| DESCRIPTION OF THE TASK |
The records below must be copied in full; omit the images.

━━━━━ PROVIDED DATA

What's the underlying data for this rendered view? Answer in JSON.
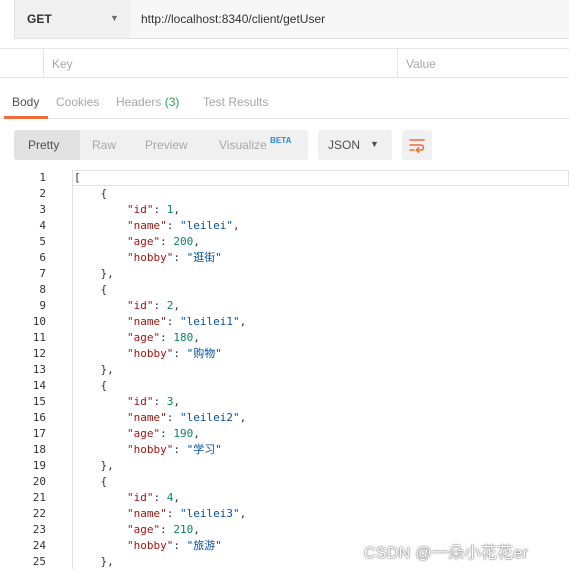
{
  "request": {
    "method": "GET",
    "url": "http://localhost:8340/client/getUser"
  },
  "params": {
    "key_header": "Key",
    "value_header": "Value"
  },
  "response_tabs": [
    {
      "label": "Body",
      "active": true
    },
    {
      "label": "Cookies"
    },
    {
      "label": "Headers",
      "count": "(3)"
    },
    {
      "label": "Test Results"
    }
  ],
  "format_toolbar": {
    "options": [
      "Pretty",
      "Raw",
      "Preview",
      "Visualize"
    ],
    "beta_label": "BETA",
    "active": "Pretty",
    "language": "JSON",
    "wrap_icon": "wrap-lines-icon"
  },
  "colors": {
    "accent": "#f26b3a",
    "count_green": "#26a55c",
    "json_key": "#a31515",
    "json_string": "#0451a5",
    "json_number": "#098658"
  },
  "code_lines": [
    {
      "n": "1",
      "t": [
        [
          "p",
          "["
        ]
      ]
    },
    {
      "n": "2",
      "t": [
        [
          "p",
          "    {"
        ]
      ]
    },
    {
      "n": "3",
      "t": [
        [
          "p",
          "        "
        ],
        [
          "k",
          "\"id\""
        ],
        [
          "p",
          ": "
        ],
        [
          "n",
          "1"
        ],
        [
          "p",
          ","
        ]
      ]
    },
    {
      "n": "4",
      "t": [
        [
          "p",
          "        "
        ],
        [
          "k",
          "\"name\""
        ],
        [
          "p",
          ": "
        ],
        [
          "s",
          "\"leilei\""
        ],
        [
          "p",
          ","
        ]
      ]
    },
    {
      "n": "5",
      "t": [
        [
          "p",
          "        "
        ],
        [
          "k",
          "\"age\""
        ],
        [
          "p",
          ": "
        ],
        [
          "n",
          "200"
        ],
        [
          "p",
          ","
        ]
      ]
    },
    {
      "n": "6",
      "t": [
        [
          "p",
          "        "
        ],
        [
          "k",
          "\"hobby\""
        ],
        [
          "p",
          ": "
        ],
        [
          "s",
          "\"逛街\""
        ]
      ]
    },
    {
      "n": "7",
      "t": [
        [
          "p",
          "    },"
        ]
      ]
    },
    {
      "n": "8",
      "t": [
        [
          "p",
          "    {"
        ]
      ]
    },
    {
      "n": "9",
      "t": [
        [
          "p",
          "        "
        ],
        [
          "k",
          "\"id\""
        ],
        [
          "p",
          ": "
        ],
        [
          "n",
          "2"
        ],
        [
          "p",
          ","
        ]
      ]
    },
    {
      "n": "10",
      "t": [
        [
          "p",
          "        "
        ],
        [
          "k",
          "\"name\""
        ],
        [
          "p",
          ": "
        ],
        [
          "s",
          "\"leilei1\""
        ],
        [
          "p",
          ","
        ]
      ]
    },
    {
      "n": "11",
      "t": [
        [
          "p",
          "        "
        ],
        [
          "k",
          "\"age\""
        ],
        [
          "p",
          ": "
        ],
        [
          "n",
          "180"
        ],
        [
          "p",
          ","
        ]
      ]
    },
    {
      "n": "12",
      "t": [
        [
          "p",
          "        "
        ],
        [
          "k",
          "\"hobby\""
        ],
        [
          "p",
          ": "
        ],
        [
          "s",
          "\"购物\""
        ]
      ]
    },
    {
      "n": "13",
      "t": [
        [
          "p",
          "    },"
        ]
      ]
    },
    {
      "n": "14",
      "t": [
        [
          "p",
          "    {"
        ]
      ]
    },
    {
      "n": "15",
      "t": [
        [
          "p",
          "        "
        ],
        [
          "k",
          "\"id\""
        ],
        [
          "p",
          ": "
        ],
        [
          "n",
          "3"
        ],
        [
          "p",
          ","
        ]
      ]
    },
    {
      "n": "16",
      "t": [
        [
          "p",
          "        "
        ],
        [
          "k",
          "\"name\""
        ],
        [
          "p",
          ": "
        ],
        [
          "s",
          "\"leilei2\""
        ],
        [
          "p",
          ","
        ]
      ]
    },
    {
      "n": "17",
      "t": [
        [
          "p",
          "        "
        ],
        [
          "k",
          "\"age\""
        ],
        [
          "p",
          ": "
        ],
        [
          "n",
          "190"
        ],
        [
          "p",
          ","
        ]
      ]
    },
    {
      "n": "18",
      "t": [
        [
          "p",
          "        "
        ],
        [
          "k",
          "\"hobby\""
        ],
        [
          "p",
          ": "
        ],
        [
          "s",
          "\"学习\""
        ]
      ]
    },
    {
      "n": "19",
      "t": [
        [
          "p",
          "    },"
        ]
      ]
    },
    {
      "n": "20",
      "t": [
        [
          "p",
          "    {"
        ]
      ]
    },
    {
      "n": "21",
      "t": [
        [
          "p",
          "        "
        ],
        [
          "k",
          "\"id\""
        ],
        [
          "p",
          ": "
        ],
        [
          "n",
          "4"
        ],
        [
          "p",
          ","
        ]
      ]
    },
    {
      "n": "22",
      "t": [
        [
          "p",
          "        "
        ],
        [
          "k",
          "\"name\""
        ],
        [
          "p",
          ": "
        ],
        [
          "s",
          "\"leilei3\""
        ],
        [
          "p",
          ","
        ]
      ]
    },
    {
      "n": "23",
      "t": [
        [
          "p",
          "        "
        ],
        [
          "k",
          "\"age\""
        ],
        [
          "p",
          ": "
        ],
        [
          "n",
          "210"
        ],
        [
          "p",
          ","
        ]
      ]
    },
    {
      "n": "24",
      "t": [
        [
          "p",
          "        "
        ],
        [
          "k",
          "\"hobby\""
        ],
        [
          "p",
          ": "
        ],
        [
          "s",
          "\"旅游\""
        ]
      ]
    },
    {
      "n": "25",
      "t": [
        [
          "p",
          "    },"
        ]
      ]
    }
  ],
  "watermark": "CSDN @一朵小花花er"
}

━━━━━━━━━━

| ANSWER TO THIS PROBLEM |
What's the underlying data for this rendered view? Answer in JSON.
{
  "request": {
    "method": "GET",
    "url": "http://localhost:8340/client/getUser"
  },
  "params": {
    "key_header": "Key",
    "value_header": "Value"
  },
  "response_tabs": [
    {
      "label": "Body",
      "active": true
    },
    {
      "label": "Cookies"
    },
    {
      "label": "Headers",
      "count": "(3)"
    },
    {
      "label": "Test Results"
    }
  ],
  "format_toolbar": {
    "options": [
      "Pretty",
      "Raw",
      "Preview",
      "Visualize"
    ],
    "beta_label": "BETA",
    "active": "Pretty",
    "language": "JSON",
    "wrap_icon": "wrap-lines-icon"
  },
  "colors": {
    "accent": "#f26b3a",
    "count_green": "#26a55c",
    "json_key": "#a31515",
    "json_string": "#0451a5",
    "json_number": "#098658"
  },
  "code_lines": [
    {
      "n": "1",
      "t": [
        [
          "p",
          "["
        ]
      ]
    },
    {
      "n": "2",
      "t": [
        [
          "p",
          "    {"
        ]
      ]
    },
    {
      "n": "3",
      "t": [
        [
          "p",
          "        "
        ],
        [
          "k",
          "\"id\""
        ],
        [
          "p",
          ": "
        ],
        [
          "n",
          "1"
        ],
        [
          "p",
          ","
        ]
      ]
    },
    {
      "n": "4",
      "t": [
        [
          "p",
          "        "
        ],
        [
          "k",
          "\"name\""
        ],
        [
          "p",
          ": "
        ],
        [
          "s",
          "\"leilei\""
        ],
        [
          "p",
          ","
        ]
      ]
    },
    {
      "n": "5",
      "t": [
        [
          "p",
          "        "
        ],
        [
          "k",
          "\"age\""
        ],
        [
          "p",
          ": "
        ],
        [
          "n",
          "200"
        ],
        [
          "p",
          ","
        ]
      ]
    },
    {
      "n": "6",
      "t": [
        [
          "p",
          "        "
        ],
        [
          "k",
          "\"hobby\""
        ],
        [
          "p",
          ": "
        ],
        [
          "s",
          "\"逛街\""
        ]
      ]
    },
    {
      "n": "7",
      "t": [
        [
          "p",
          "    },"
        ]
      ]
    },
    {
      "n": "8",
      "t": [
        [
          "p",
          "    {"
        ]
      ]
    },
    {
      "n": "9",
      "t": [
        [
          "p",
          "        "
        ],
        [
          "k",
          "\"id\""
        ],
        [
          "p",
          ": "
        ],
        [
          "n",
          "2"
        ],
        [
          "p",
          ","
        ]
      ]
    },
    {
      "n": "10",
      "t": [
        [
          "p",
          "        "
        ],
        [
          "k",
          "\"name\""
        ],
        [
          "p",
          ": "
        ],
        [
          "s",
          "\"leilei1\""
        ],
        [
          "p",
          ","
        ]
      ]
    },
    {
      "n": "11",
      "t": [
        [
          "p",
          "        "
        ],
        [
          "k",
          "\"age\""
        ],
        [
          "p",
          ": "
        ],
        [
          "n",
          "180"
        ],
        [
          "p",
          ","
        ]
      ]
    },
    {
      "n": "12",
      "t": [
        [
          "p",
          "        "
        ],
        [
          "k",
          "\"hobby\""
        ],
        [
          "p",
          ": "
        ],
        [
          "s",
          "\"购物\""
        ]
      ]
    },
    {
      "n": "13",
      "t": [
        [
          "p",
          "    },"
        ]
      ]
    },
    {
      "n": "14",
      "t": [
        [
          "p",
          "    {"
        ]
      ]
    },
    {
      "n": "15",
      "t": [
        [
          "p",
          "        "
        ],
        [
          "k",
          "\"id\""
        ],
        [
          "p",
          ": "
        ],
        [
          "n",
          "3"
        ],
        [
          "p",
          ","
        ]
      ]
    },
    {
      "n": "16",
      "t": [
        [
          "p",
          "        "
        ],
        [
          "k",
          "\"name\""
        ],
        [
          "p",
          ": "
        ],
        [
          "s",
          "\"leilei2\""
        ],
        [
          "p",
          ","
        ]
      ]
    },
    {
      "n": "17",
      "t": [
        [
          "p",
          "        "
        ],
        [
          "k",
          "\"age\""
        ],
        [
          "p",
          ": "
        ],
        [
          "n",
          "190"
        ],
        [
          "p",
          ","
        ]
      ]
    },
    {
      "n": "18",
      "t": [
        [
          "p",
          "        "
        ],
        [
          "k",
          "\"hobby\""
        ],
        [
          "p",
          ": "
        ],
        [
          "s",
          "\"学习\""
        ]
      ]
    },
    {
      "n": "19",
      "t": [
        [
          "p",
          "    },"
        ]
      ]
    },
    {
      "n": "20",
      "t": [
        [
          "p",
          "    {"
        ]
      ]
    },
    {
      "n": "21",
      "t": [
        [
          "p",
          "        "
        ],
        [
          "k",
          "\"id\""
        ],
        [
          "p",
          ": "
        ],
        [
          "n",
          "4"
        ],
        [
          "p",
          ","
        ]
      ]
    },
    {
      "n": "22",
      "t": [
        [
          "p",
          "        "
        ],
        [
          "k",
          "\"name\""
        ],
        [
          "p",
          ": "
        ],
        [
          "s",
          "\"leilei3\""
        ],
        [
          "p",
          ","
        ]
      ]
    },
    {
      "n": "23",
      "t": [
        [
          "p",
          "        "
        ],
        [
          "k",
          "\"age\""
        ],
        [
          "p",
          ": "
        ],
        [
          "n",
          "210"
        ],
        [
          "p",
          ","
        ]
      ]
    },
    {
      "n": "24",
      "t": [
        [
          "p",
          "        "
        ],
        [
          "k",
          "\"hobby\""
        ],
        [
          "p",
          ": "
        ],
        [
          "s",
          "\"旅游\""
        ]
      ]
    },
    {
      "n": "25",
      "t": [
        [
          "p",
          "    },"
        ]
      ]
    }
  ],
  "watermark": "CSDN @一朵小花花er"
}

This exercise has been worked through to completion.